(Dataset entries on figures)
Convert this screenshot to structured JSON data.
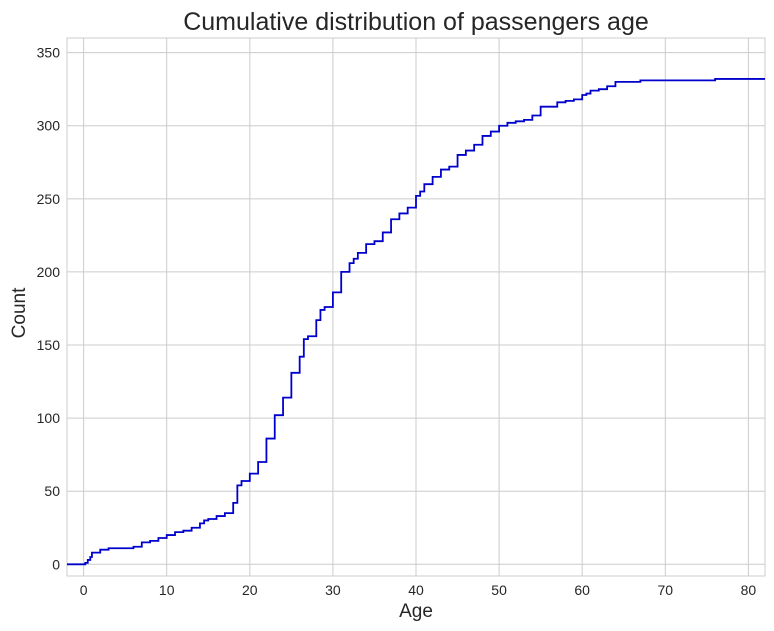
{
  "chart_data": {
    "type": "line",
    "title": "Cumulative distribution of passengers age",
    "xlabel": "Age",
    "ylabel": "Count",
    "xlim": [
      -2,
      82
    ],
    "ylim": [
      -8,
      360
    ],
    "xticks": [
      0,
      10,
      20,
      30,
      40,
      50,
      60,
      70,
      80
    ],
    "yticks": [
      0,
      50,
      100,
      150,
      200,
      250,
      300,
      350
    ],
    "grid": true,
    "series": [
      {
        "color": "#0000cc",
        "step": "post",
        "x": [
          -2,
          0.2,
          0.5,
          0.8,
          1,
          2,
          3,
          4,
          5,
          6,
          7,
          8,
          9,
          10,
          11,
          12,
          13,
          14,
          14.5,
          15,
          16,
          17,
          18,
          18.5,
          19,
          20,
          21,
          22,
          23,
          24,
          25,
          26,
          26.5,
          27,
          28,
          28.5,
          29,
          30,
          31,
          32,
          32.5,
          33,
          34,
          35,
          36,
          37,
          38,
          39,
          40,
          40.5,
          41,
          42,
          43,
          44,
          45,
          46,
          47,
          48,
          49,
          50,
          51,
          52,
          53,
          54,
          55,
          56,
          57,
          58,
          59,
          60,
          60.5,
          61,
          62,
          63,
          64,
          65,
          67,
          70,
          71,
          74,
          76,
          80,
          82
        ],
        "y": [
          0,
          1,
          3,
          5,
          8,
          10,
          11,
          11,
          11,
          12,
          15,
          16,
          18,
          20,
          22,
          23,
          25,
          28,
          30,
          31,
          33,
          35,
          42,
          54,
          57,
          62,
          70,
          86,
          102,
          114,
          131,
          142,
          154,
          156,
          167,
          174,
          176,
          186,
          200,
          206,
          209,
          213,
          219,
          221,
          227,
          236,
          240,
          244,
          252,
          255,
          260,
          265,
          270,
          272,
          280,
          283,
          287,
          293,
          296,
          300,
          302,
          303,
          304,
          307,
          313,
          313,
          316,
          317,
          318,
          321,
          322,
          324,
          325,
          327,
          330,
          330,
          331,
          331,
          331,
          331,
          332,
          332,
          332
        ]
      }
    ]
  }
}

## PROBLEM
Transcribe all the data word for word; the images stay out.

## EXERCISE OUTPUT
Convert this screenshot to structured JSON data.
{
  "chart_data": {
    "type": "line",
    "title": "Cumulative distribution of passengers age",
    "xlabel": "Age",
    "ylabel": "Count",
    "xlim": [
      -2,
      82
    ],
    "ylim": [
      -8,
      360
    ],
    "xticks": [
      0,
      10,
      20,
      30,
      40,
      50,
      60,
      70,
      80
    ],
    "yticks": [
      0,
      50,
      100,
      150,
      200,
      250,
      300,
      350
    ],
    "grid": true,
    "series": [
      {
        "color": "#0000cc",
        "step": "post",
        "x": [
          -2,
          0.2,
          0.5,
          0.8,
          1,
          2,
          3,
          4,
          5,
          6,
          7,
          8,
          9,
          10,
          11,
          12,
          13,
          14,
          14.5,
          15,
          16,
          17,
          18,
          18.5,
          19,
          20,
          21,
          22,
          23,
          24,
          25,
          26,
          26.5,
          27,
          28,
          28.5,
          29,
          30,
          31,
          32,
          32.5,
          33,
          34,
          35,
          36,
          37,
          38,
          39,
          40,
          40.5,
          41,
          42,
          43,
          44,
          45,
          46,
          47,
          48,
          49,
          50,
          51,
          52,
          53,
          54,
          55,
          56,
          57,
          58,
          59,
          60,
          60.5,
          61,
          62,
          63,
          64,
          65,
          67,
          70,
          71,
          74,
          76,
          80,
          82
        ],
        "y": [
          0,
          1,
          3,
          5,
          8,
          10,
          11,
          11,
          11,
          12,
          15,
          16,
          18,
          20,
          22,
          23,
          25,
          28,
          30,
          31,
          33,
          35,
          42,
          54,
          57,
          62,
          70,
          86,
          102,
          114,
          131,
          142,
          154,
          156,
          167,
          174,
          176,
          186,
          200,
          206,
          209,
          213,
          219,
          221,
          227,
          236,
          240,
          244,
          252,
          255,
          260,
          265,
          270,
          272,
          280,
          283,
          287,
          293,
          296,
          300,
          302,
          303,
          304,
          307,
          313,
          313,
          316,
          317,
          318,
          321,
          322,
          324,
          325,
          327,
          330,
          330,
          331,
          331,
          331,
          331,
          332,
          332,
          332
        ]
      }
    ]
  }
}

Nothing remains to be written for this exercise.